** START Supplied material **

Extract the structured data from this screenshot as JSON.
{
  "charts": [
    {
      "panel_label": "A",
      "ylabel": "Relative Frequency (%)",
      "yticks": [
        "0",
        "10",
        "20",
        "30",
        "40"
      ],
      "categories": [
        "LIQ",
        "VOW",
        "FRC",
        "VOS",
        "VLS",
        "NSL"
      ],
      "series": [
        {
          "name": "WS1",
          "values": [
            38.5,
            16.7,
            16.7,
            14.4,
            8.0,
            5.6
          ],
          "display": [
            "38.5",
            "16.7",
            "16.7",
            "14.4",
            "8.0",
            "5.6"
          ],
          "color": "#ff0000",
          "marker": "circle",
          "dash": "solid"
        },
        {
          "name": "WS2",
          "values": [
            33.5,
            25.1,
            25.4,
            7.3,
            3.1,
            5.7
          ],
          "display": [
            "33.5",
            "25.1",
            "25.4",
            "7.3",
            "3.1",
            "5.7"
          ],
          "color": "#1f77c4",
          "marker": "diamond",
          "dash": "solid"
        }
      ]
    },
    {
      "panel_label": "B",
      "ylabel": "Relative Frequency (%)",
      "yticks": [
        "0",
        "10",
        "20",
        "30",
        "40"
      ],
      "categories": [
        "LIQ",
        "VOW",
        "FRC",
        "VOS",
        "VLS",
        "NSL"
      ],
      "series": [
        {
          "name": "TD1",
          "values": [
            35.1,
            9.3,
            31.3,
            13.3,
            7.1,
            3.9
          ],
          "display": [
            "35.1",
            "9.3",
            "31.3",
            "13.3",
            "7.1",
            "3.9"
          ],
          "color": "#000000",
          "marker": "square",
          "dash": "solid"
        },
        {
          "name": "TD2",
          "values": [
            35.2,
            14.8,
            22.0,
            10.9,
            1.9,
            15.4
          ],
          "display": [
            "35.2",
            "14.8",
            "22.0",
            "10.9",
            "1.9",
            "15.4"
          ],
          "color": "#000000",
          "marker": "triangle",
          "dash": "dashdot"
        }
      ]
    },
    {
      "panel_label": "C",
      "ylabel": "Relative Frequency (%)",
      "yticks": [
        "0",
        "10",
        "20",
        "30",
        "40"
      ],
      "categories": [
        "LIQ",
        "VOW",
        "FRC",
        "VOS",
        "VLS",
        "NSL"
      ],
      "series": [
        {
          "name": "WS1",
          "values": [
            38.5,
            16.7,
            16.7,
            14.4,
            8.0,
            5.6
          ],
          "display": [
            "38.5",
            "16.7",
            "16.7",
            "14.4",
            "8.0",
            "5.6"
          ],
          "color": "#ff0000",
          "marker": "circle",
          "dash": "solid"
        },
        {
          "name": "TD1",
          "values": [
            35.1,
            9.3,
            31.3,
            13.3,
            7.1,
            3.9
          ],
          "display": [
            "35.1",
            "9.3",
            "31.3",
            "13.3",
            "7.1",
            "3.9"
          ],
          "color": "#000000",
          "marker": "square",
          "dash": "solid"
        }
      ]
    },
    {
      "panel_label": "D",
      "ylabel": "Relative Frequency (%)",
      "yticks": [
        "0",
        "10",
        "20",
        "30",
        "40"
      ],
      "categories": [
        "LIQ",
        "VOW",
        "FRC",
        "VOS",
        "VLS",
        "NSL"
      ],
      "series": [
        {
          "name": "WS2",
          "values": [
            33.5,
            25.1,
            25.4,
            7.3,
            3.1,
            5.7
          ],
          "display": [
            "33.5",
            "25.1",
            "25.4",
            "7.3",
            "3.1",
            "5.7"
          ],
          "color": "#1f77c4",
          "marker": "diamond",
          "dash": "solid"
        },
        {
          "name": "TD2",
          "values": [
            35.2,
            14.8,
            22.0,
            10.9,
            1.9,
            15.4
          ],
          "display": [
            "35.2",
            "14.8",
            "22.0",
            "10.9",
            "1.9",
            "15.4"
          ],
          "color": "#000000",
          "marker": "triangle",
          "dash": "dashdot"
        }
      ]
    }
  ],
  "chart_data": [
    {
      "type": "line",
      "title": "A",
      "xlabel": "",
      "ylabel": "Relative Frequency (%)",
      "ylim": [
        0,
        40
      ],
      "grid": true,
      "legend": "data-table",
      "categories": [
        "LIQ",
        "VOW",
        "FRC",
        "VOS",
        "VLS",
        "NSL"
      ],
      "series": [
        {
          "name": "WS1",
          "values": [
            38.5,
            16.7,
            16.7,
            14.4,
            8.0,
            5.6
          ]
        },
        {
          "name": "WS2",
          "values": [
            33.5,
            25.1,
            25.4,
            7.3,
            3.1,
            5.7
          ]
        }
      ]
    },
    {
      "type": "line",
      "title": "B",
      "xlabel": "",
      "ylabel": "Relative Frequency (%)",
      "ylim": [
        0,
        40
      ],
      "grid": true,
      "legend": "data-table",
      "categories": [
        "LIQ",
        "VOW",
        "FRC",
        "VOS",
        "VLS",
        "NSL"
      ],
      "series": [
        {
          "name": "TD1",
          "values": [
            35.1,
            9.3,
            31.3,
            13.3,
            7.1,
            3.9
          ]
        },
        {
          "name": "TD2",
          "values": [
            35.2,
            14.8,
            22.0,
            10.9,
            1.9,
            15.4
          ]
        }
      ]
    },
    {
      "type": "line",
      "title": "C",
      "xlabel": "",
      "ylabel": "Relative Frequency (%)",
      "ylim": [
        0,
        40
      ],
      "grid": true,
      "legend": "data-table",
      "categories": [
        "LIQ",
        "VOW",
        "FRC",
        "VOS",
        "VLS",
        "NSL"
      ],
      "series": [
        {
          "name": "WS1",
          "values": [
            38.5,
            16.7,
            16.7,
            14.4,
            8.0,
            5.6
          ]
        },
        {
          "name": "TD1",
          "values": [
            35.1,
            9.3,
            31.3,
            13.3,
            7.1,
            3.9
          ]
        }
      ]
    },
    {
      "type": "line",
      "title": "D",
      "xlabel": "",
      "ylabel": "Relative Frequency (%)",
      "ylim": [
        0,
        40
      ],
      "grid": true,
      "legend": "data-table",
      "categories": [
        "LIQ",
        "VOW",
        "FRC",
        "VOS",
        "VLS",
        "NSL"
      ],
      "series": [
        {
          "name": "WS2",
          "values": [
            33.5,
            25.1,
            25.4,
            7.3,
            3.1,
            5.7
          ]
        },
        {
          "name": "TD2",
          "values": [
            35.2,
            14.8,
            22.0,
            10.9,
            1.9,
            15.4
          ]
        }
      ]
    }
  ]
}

** END Supplied material **

Problem to work on: Reproduce the entries above in full by retyping them exactly.

Finished exercise:
Extract the structured data from this screenshot as JSON.
{
  "charts": [
    {
      "panel_label": "A",
      "ylabel": "Relative Frequency (%)",
      "yticks": [
        "0",
        "10",
        "20",
        "30",
        "40"
      ],
      "categories": [
        "LIQ",
        "VOW",
        "FRC",
        "VOS",
        "VLS",
        "NSL"
      ],
      "series": [
        {
          "name": "WS1",
          "values": [
            38.5,
            16.7,
            16.7,
            14.4,
            8.0,
            5.6
          ],
          "display": [
            "38.5",
            "16.7",
            "16.7",
            "14.4",
            "8.0",
            "5.6"
          ],
          "color": "#ff0000",
          "marker": "circle",
          "dash": "solid"
        },
        {
          "name": "WS2",
          "values": [
            33.5,
            25.1,
            25.4,
            7.3,
            3.1,
            5.7
          ],
          "display": [
            "33.5",
            "25.1",
            "25.4",
            "7.3",
            "3.1",
            "5.7"
          ],
          "color": "#1f77c4",
          "marker": "diamond",
          "dash": "solid"
        }
      ]
    },
    {
      "panel_label": "B",
      "ylabel": "Relative Frequency (%)",
      "yticks": [
        "0",
        "10",
        "20",
        "30",
        "40"
      ],
      "categories": [
        "LIQ",
        "VOW",
        "FRC",
        "VOS",
        "VLS",
        "NSL"
      ],
      "series": [
        {
          "name": "TD1",
          "values": [
            35.1,
            9.3,
            31.3,
            13.3,
            7.1,
            3.9
          ],
          "display": [
            "35.1",
            "9.3",
            "31.3",
            "13.3",
            "7.1",
            "3.9"
          ],
          "color": "#000000",
          "marker": "square",
          "dash": "solid"
        },
        {
          "name": "TD2",
          "values": [
            35.2,
            14.8,
            22.0,
            10.9,
            1.9,
            15.4
          ],
          "display": [
            "35.2",
            "14.8",
            "22.0",
            "10.9",
            "1.9",
            "15.4"
          ],
          "color": "#000000",
          "marker": "triangle",
          "dash": "dashdot"
        }
      ]
    },
    {
      "panel_label": "C",
      "ylabel": "Relative Frequency (%)",
      "yticks": [
        "0",
        "10",
        "20",
        "30",
        "40"
      ],
      "categories": [
        "LIQ",
        "VOW",
        "FRC",
        "VOS",
        "VLS",
        "NSL"
      ],
      "series": [
        {
          "name": "WS1",
          "values": [
            38.5,
            16.7,
            16.7,
            14.4,
            8.0,
            5.6
          ],
          "display": [
            "38.5",
            "16.7",
            "16.7",
            "14.4",
            "8.0",
            "5.6"
          ],
          "color": "#ff0000",
          "marker": "circle",
          "dash": "solid"
        },
        {
          "name": "TD1",
          "values": [
            35.1,
            9.3,
            31.3,
            13.3,
            7.1,
            3.9
          ],
          "display": [
            "35.1",
            "9.3",
            "31.3",
            "13.3",
            "7.1",
            "3.9"
          ],
          "color": "#000000",
          "marker": "square",
          "dash": "solid"
        }
      ]
    },
    {
      "panel_label": "D",
      "ylabel": "Relative Frequency (%)",
      "yticks": [
        "0",
        "10",
        "20",
        "30",
        "40"
      ],
      "categories": [
        "LIQ",
        "VOW",
        "FRC",
        "VOS",
        "VLS",
        "NSL"
      ],
      "series": [
        {
          "name": "WS2",
          "values": [
            33.5,
            25.1,
            25.4,
            7.3,
            3.1,
            5.7
          ],
          "display": [
            "33.5",
            "25.1",
            "25.4",
            "7.3",
            "3.1",
            "5.7"
          ],
          "color": "#1f77c4",
          "marker": "diamond",
          "dash": "solid"
        },
        {
          "name": "TD2",
          "values": [
            35.2,
            14.8,
            22.0,
            10.9,
            1.9,
            15.4
          ],
          "display": [
            "35.2",
            "14.8",
            "22.0",
            "10.9",
            "1.9",
            "15.4"
          ],
          "color": "#000000",
          "marker": "triangle",
          "dash": "dashdot"
        }
      ]
    }
  ],
  "chart_data": [
    {
      "type": "line",
      "title": "A",
      "xlabel": "",
      "ylabel": "Relative Frequency (%)",
      "ylim": [
        0,
        40
      ],
      "grid": true,
      "legend": "data-table",
      "categories": [
        "LIQ",
        "VOW",
        "FRC",
        "VOS",
        "VLS",
        "NSL"
      ],
      "series": [
        {
          "name": "WS1",
          "values": [
            38.5,
            16.7,
            16.7,
            14.4,
            8.0,
            5.6
          ]
        },
        {
          "name": "WS2",
          "values": [
            33.5,
            25.1,
            25.4,
            7.3,
            3.1,
            5.7
          ]
        }
      ]
    },
    {
      "type": "line",
      "title": "B",
      "xlabel": "",
      "ylabel": "Relative Frequency (%)",
      "ylim": [
        0,
        40
      ],
      "grid": true,
      "legend": "data-table",
      "categories": [
        "LIQ",
        "VOW",
        "FRC",
        "VOS",
        "VLS",
        "NSL"
      ],
      "series": [
        {
          "name": "TD1",
          "values": [
            35.1,
            9.3,
            31.3,
            13.3,
            7.1,
            3.9
          ]
        },
        {
          "name": "TD2",
          "values": [
            35.2,
            14.8,
            22.0,
            10.9,
            1.9,
            15.4
          ]
        }
      ]
    },
    {
      "type": "line",
      "title": "C",
      "xlabel": "",
      "ylabel": "Relative Frequency (%)",
      "ylim": [
        0,
        40
      ],
      "grid": true,
      "legend": "data-table",
      "categories": [
        "LIQ",
        "VOW",
        "FRC",
        "VOS",
        "VLS",
        "NSL"
      ],
      "series": [
        {
          "name": "WS1",
          "values": [
            38.5,
            16.7,
            16.7,
            14.4,
            8.0,
            5.6
          ]
        },
        {
          "name": "TD1",
          "values": [
            35.1,
            9.3,
            31.3,
            13.3,
            7.1,
            3.9
          ]
        }
      ]
    },
    {
      "type": "line",
      "title": "D",
      "xlabel": "",
      "ylabel": "Relative Frequency (%)",
      "ylim": [
        0,
        40
      ],
      "grid": true,
      "legend": "data-table",
      "categories": [
        "LIQ",
        "VOW",
        "FRC",
        "VOS",
        "VLS",
        "NSL"
      ],
      "series": [
        {
          "name": "WS2",
          "values": [
            33.5,
            25.1,
            25.4,
            7.3,
            3.1,
            5.7
          ]
        },
        {
          "name": "TD2",
          "values": [
            35.2,
            14.8,
            22.0,
            10.9,
            1.9,
            15.4
          ]
        }
      ]
    }
  ]
}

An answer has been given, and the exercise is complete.